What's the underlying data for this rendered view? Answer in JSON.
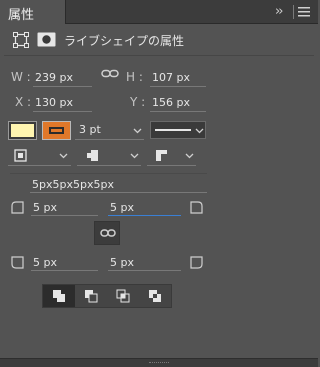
{
  "panel": {
    "tab_title": "属性",
    "layer_title": "ライブシェイプの属性"
  },
  "transform": {
    "w_label": "W :",
    "w_value": "239 px",
    "h_label": "H :",
    "h_value": "107 px",
    "x_label": "X :",
    "x_value": "130 px",
    "y_label": "Y :",
    "y_value": "156 px"
  },
  "appearance": {
    "fill_color": "#fff5b0",
    "stroke_color": "#e0782a",
    "stroke_width": "3 pt"
  },
  "corners": {
    "summary": "5px5px5px5px",
    "top_left": "5 px",
    "top_right": "5 px",
    "bottom_left": "5 px",
    "bottom_right": "5 px"
  }
}
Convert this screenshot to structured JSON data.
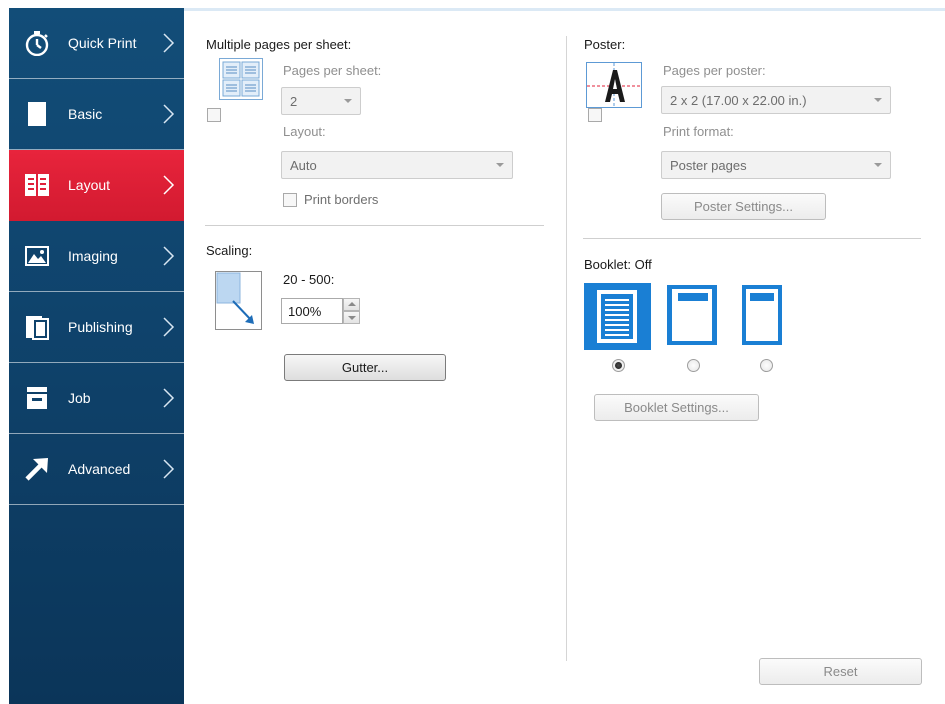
{
  "sidebar": {
    "items": [
      {
        "label": "Quick Print",
        "icon": "stopwatch-icon",
        "active": false
      },
      {
        "label": "Basic",
        "icon": "page-icon",
        "active": false
      },
      {
        "label": "Layout",
        "icon": "layout-grid-icon",
        "active": true
      },
      {
        "label": "Imaging",
        "icon": "image-icon",
        "active": false
      },
      {
        "label": "Publishing",
        "icon": "publishing-pages-icon",
        "active": false
      },
      {
        "label": "Job",
        "icon": "job-tray-icon",
        "active": false
      },
      {
        "label": "Advanced",
        "icon": "diagonal-arrow-icon",
        "active": false
      }
    ]
  },
  "multiple_pages": {
    "heading": "Multiple pages per sheet:",
    "pages_per_sheet_label": "Pages per sheet:",
    "pages_per_sheet_value": "2",
    "layout_label": "Layout:",
    "layout_value": "Auto",
    "print_borders_label": "Print borders",
    "enabled": false,
    "print_borders_checked": false
  },
  "scaling": {
    "heading": "Scaling:",
    "range_label": "20 - 500:",
    "value": "100%",
    "gutter_button": "Gutter..."
  },
  "poster": {
    "heading": "Poster:",
    "pages_per_poster_label": "Pages per poster:",
    "pages_per_poster_value": "2 x 2 (17.00 x 22.00 in.)",
    "print_format_label": "Print format:",
    "print_format_value": "Poster pages",
    "settings_button": "Poster Settings...",
    "enabled": false
  },
  "booklet": {
    "heading": "Booklet:",
    "status": "Off",
    "options_selected": 0,
    "settings_button": "Booklet Settings..."
  },
  "footer": {
    "reset_button": "Reset"
  },
  "colors": {
    "sidebar_bg": "#0f436c",
    "active_red": "#e0203a",
    "booklet_blue": "#1a7fd4"
  }
}
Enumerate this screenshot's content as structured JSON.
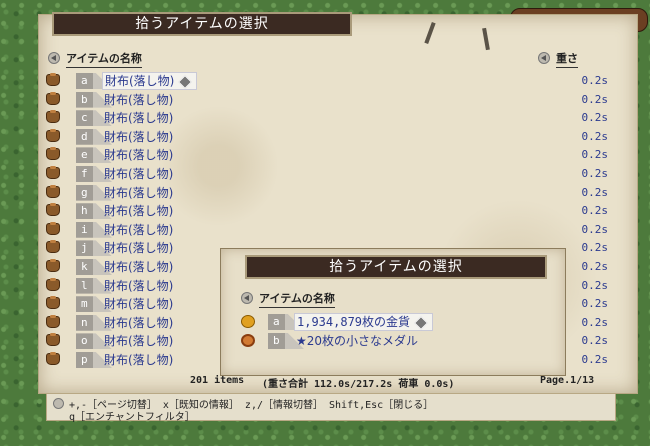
{
  "main_window": {
    "title": "拾うアイテムの選択",
    "header_name": "アイテムの名称",
    "header_weight": "重さ",
    "items": [
      {
        "key": "a",
        "name": "財布(落し物)",
        "weight": "0.2s",
        "selected": true
      },
      {
        "key": "b",
        "name": "財布(落し物)",
        "weight": "0.2s"
      },
      {
        "key": "c",
        "name": "財布(落し物)",
        "weight": "0.2s"
      },
      {
        "key": "d",
        "name": "財布(落し物)",
        "weight": "0.2s"
      },
      {
        "key": "e",
        "name": "財布(落し物)",
        "weight": "0.2s"
      },
      {
        "key": "f",
        "name": "財布(落し物)",
        "weight": "0.2s"
      },
      {
        "key": "g",
        "name": "財布(落し物)",
        "weight": "0.2s"
      },
      {
        "key": "h",
        "name": "財布(落し物)",
        "weight": "0.2s"
      },
      {
        "key": "i",
        "name": "財布(落し物)",
        "weight": "0.2s"
      },
      {
        "key": "j",
        "name": "財布(落し物)",
        "weight": "0.2s"
      },
      {
        "key": "k",
        "name": "財布(落し物)",
        "weight": "0.2s"
      },
      {
        "key": "l",
        "name": "財布(落し物)",
        "weight": "0.2s"
      },
      {
        "key": "m",
        "name": "財布(落し物)",
        "weight": "0.2s"
      },
      {
        "key": "n",
        "name": "財布(落し物)",
        "weight": "0.2s"
      },
      {
        "key": "o",
        "name": "財布(落し物)",
        "weight": "0.2s"
      },
      {
        "key": "p",
        "name": "財布(落し物)",
        "weight": "0.2s"
      }
    ],
    "footer_count": "201 items",
    "footer_weight": "(重さ合計 112.0s/217.2s  荷車 0.0s)",
    "footer_page": "Page.1/13"
  },
  "help": {
    "line1": "+,-［ページ切替］ x［既知の情報］ z,/［情報切替］ Shift,Esc［閉じる］",
    "line2": "q［エンチャントフィルタ］"
  },
  "popup": {
    "title": "拾うアイテムの選択",
    "header_name": "アイテムの名称",
    "items": [
      {
        "key": "a",
        "name": "1,934,879枚の金貨",
        "icon": "gold-coin-icon",
        "selected": true
      },
      {
        "key": "b",
        "name": "★20枚の小さなメダル",
        "icon": "small-medal-icon"
      }
    ]
  }
}
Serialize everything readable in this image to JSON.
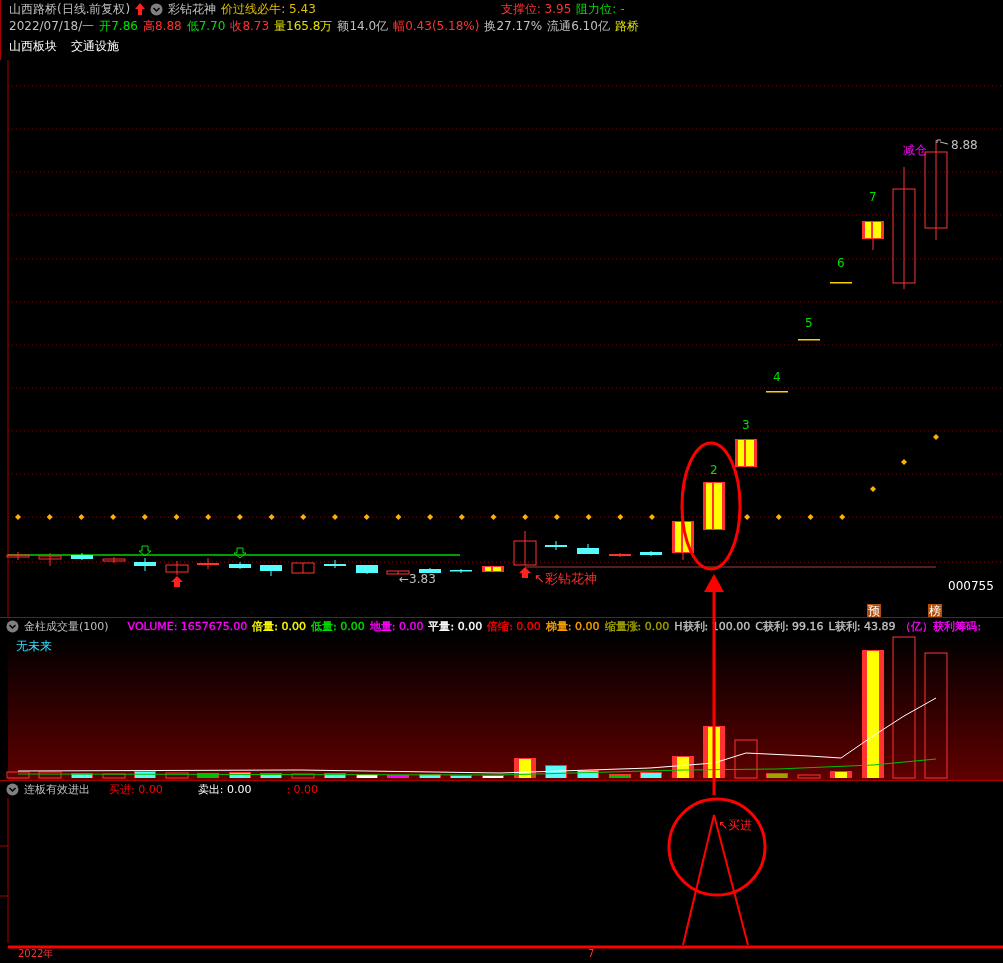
{
  "header": {
    "title": "山西路桥(日线.前复权)",
    "indicator": "彩钻花神",
    "formula": "价过线必牛: 5.43",
    "support": "支撑位: 3.95",
    "resistance": "阻力位: -"
  },
  "quote": [
    {
      "text": "2022/07/18/一",
      "color": "#c0c0c0"
    },
    {
      "text": "开7.86",
      "color": "#00e000"
    },
    {
      "text": "高8.88",
      "color": "#ff3232"
    },
    {
      "text": "低7.70",
      "color": "#00e000"
    },
    {
      "text": "收8.73",
      "color": "#ff3232"
    },
    {
      "text": "量165.8万",
      "color": "#e0e000"
    },
    {
      "text": "额14.0亿",
      "color": "#c0c0c0"
    },
    {
      "text": "幅0.43(5.18%)",
      "color": "#ff3232"
    },
    {
      "text": "换27.17%",
      "color": "#c0c0c0"
    },
    {
      "text": "流通6.10亿",
      "color": "#c0c0c0"
    },
    {
      "text": "路桥",
      "color": "#e0e000"
    }
  ],
  "sectors": [
    "山西板块",
    "交通设施"
  ],
  "price_chart": {
    "low_label": "←3.83",
    "signal_label": "↖彩钻花神",
    "counts": [
      "2",
      "3",
      "4",
      "5",
      "6",
      "7"
    ],
    "reduce_label": "减仓",
    "high_label": "8.88",
    "code": "000755",
    "badges": [
      "预",
      "榜"
    ]
  },
  "volume_panel": {
    "title": "金柱成交量(100)",
    "items": [
      {
        "text": "VOLUME: 1657675.00",
        "color": "#ff00ff"
      },
      {
        "text": "倍量: 0.00",
        "color": "#ffff00"
      },
      {
        "text": "低量: 0.00",
        "color": "#00e000"
      },
      {
        "text": "地量: 0.00",
        "color": "#ff00ff"
      },
      {
        "text": "平量: 0.00",
        "color": "#ffffff"
      },
      {
        "text": "倍缩: 0.00",
        "color": "#ff0000"
      },
      {
        "text": "梯量: 0.00",
        "color": "#ffa000"
      },
      {
        "text": "缩量涨: 0.00",
        "color": "#a0a000"
      },
      {
        "text": "H获利: 100.00",
        "color": "#c0c0c0"
      },
      {
        "text": "C获利: 99.16",
        "color": "#c0c0c0"
      },
      {
        "text": "L获利: 43.89",
        "color": "#c0c0c0"
      },
      {
        "text": "（亿）获利筹码:",
        "color": "#ff00ff"
      }
    ],
    "note": "无未来"
  },
  "signal_panel": {
    "title": "连板有效进出",
    "items": [
      {
        "text": "买进: 0.00",
        "color": "#ff0000"
      },
      {
        "text": "卖出: 0.00",
        "color": "#ffffff"
      },
      {
        "text": ": 0.00",
        "color": "#ff0000"
      }
    ],
    "annotation": "↖买进"
  },
  "axis": {
    "year": "2022年",
    "month": "7"
  }
}
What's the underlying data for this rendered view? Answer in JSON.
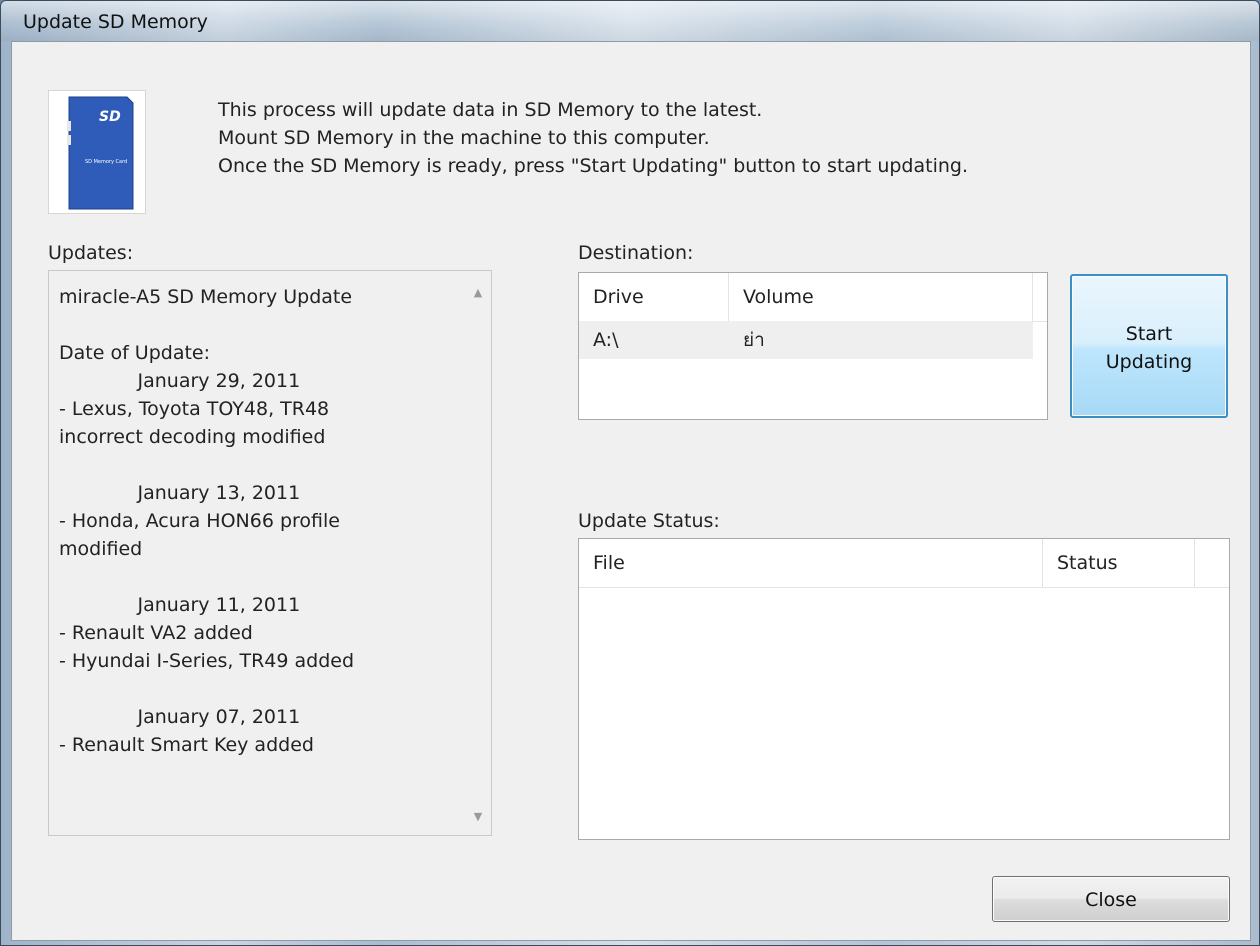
{
  "window": {
    "title": "Update SD Memory"
  },
  "sd_card": {
    "icon": "sd-card-icon",
    "brand": "SD",
    "label": "SD Memory Card"
  },
  "intro": {
    "line1": "This process will update data in SD Memory to the latest.",
    "line2": "Mount SD Memory in the machine to this computer.",
    "line3": "Once the SD Memory is ready, press \"Start Updating\" button to start updating."
  },
  "updates": {
    "label": "Updates:",
    "text": "miracle-A5 SD Memory Update\n\nDate of Update:\n             January 29, 2011\n- Lexus, Toyota TOY48, TR48\nincorrect decoding modified\n\n             January 13, 2011\n- Honda, Acura HON66 profile\nmodified\n\n             January 11, 2011\n- Renault VA2 added\n- Hyundai I-Series, TR49 added\n\n             January 07, 2011\n- Renault Smart Key added"
  },
  "destination": {
    "label": "Destination:",
    "columns": [
      "Drive",
      "Volume"
    ],
    "rows": [
      {
        "drive": "A:\\",
        "volume": "ย่า"
      }
    ]
  },
  "start_button": {
    "line1": "Start",
    "line2": "Updating"
  },
  "update_status": {
    "label": "Update Status:",
    "columns": [
      "File",
      "Status"
    ]
  },
  "close_button": {
    "label": "Close"
  }
}
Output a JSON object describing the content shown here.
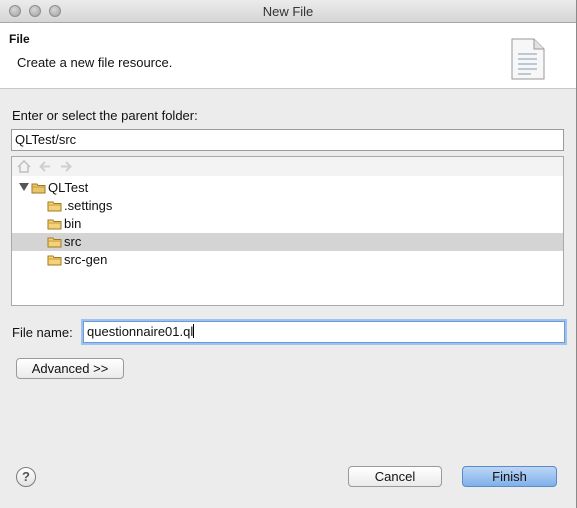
{
  "window": {
    "title": "New File"
  },
  "banner": {
    "title": "File",
    "description": "Create a new file resource.",
    "icon": "file-document-icon"
  },
  "parent_folder": {
    "label": "Enter or select the parent folder:",
    "value": "QLTest/src"
  },
  "tree": {
    "toolbar_icons": [
      "home-icon",
      "back-arrow-icon",
      "forward-arrow-icon"
    ],
    "items": [
      {
        "label": "QLTest",
        "expanded": true,
        "level": 0,
        "selected": false
      },
      {
        "label": ".settings",
        "level": 1,
        "selected": false
      },
      {
        "label": "bin",
        "level": 1,
        "selected": false
      },
      {
        "label": "src",
        "level": 1,
        "selected": true
      },
      {
        "label": "src-gen",
        "level": 1,
        "selected": false
      }
    ]
  },
  "file_name": {
    "label": "File name:",
    "value": "questionnaire01.ql"
  },
  "buttons": {
    "advanced": "Advanced >>",
    "cancel": "Cancel",
    "finish": "Finish",
    "help": "?"
  },
  "colors": {
    "finish_button": "#7fb0ea",
    "selection": "#d4d4d4",
    "focus_ring": "#9ec2ee"
  }
}
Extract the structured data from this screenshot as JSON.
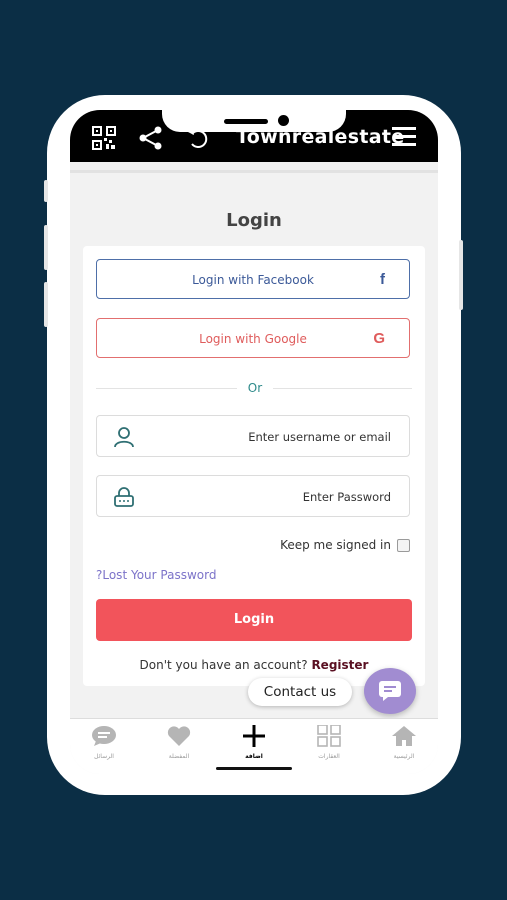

# # # # # # #

#### What this task involves:
Find every line above that contains the word "Updating", and return each one.

#### Full answer:
    "line3": "Once the SD Memory is ready, press \"Start Updating\" button to start updating."
    "line2": "Updating"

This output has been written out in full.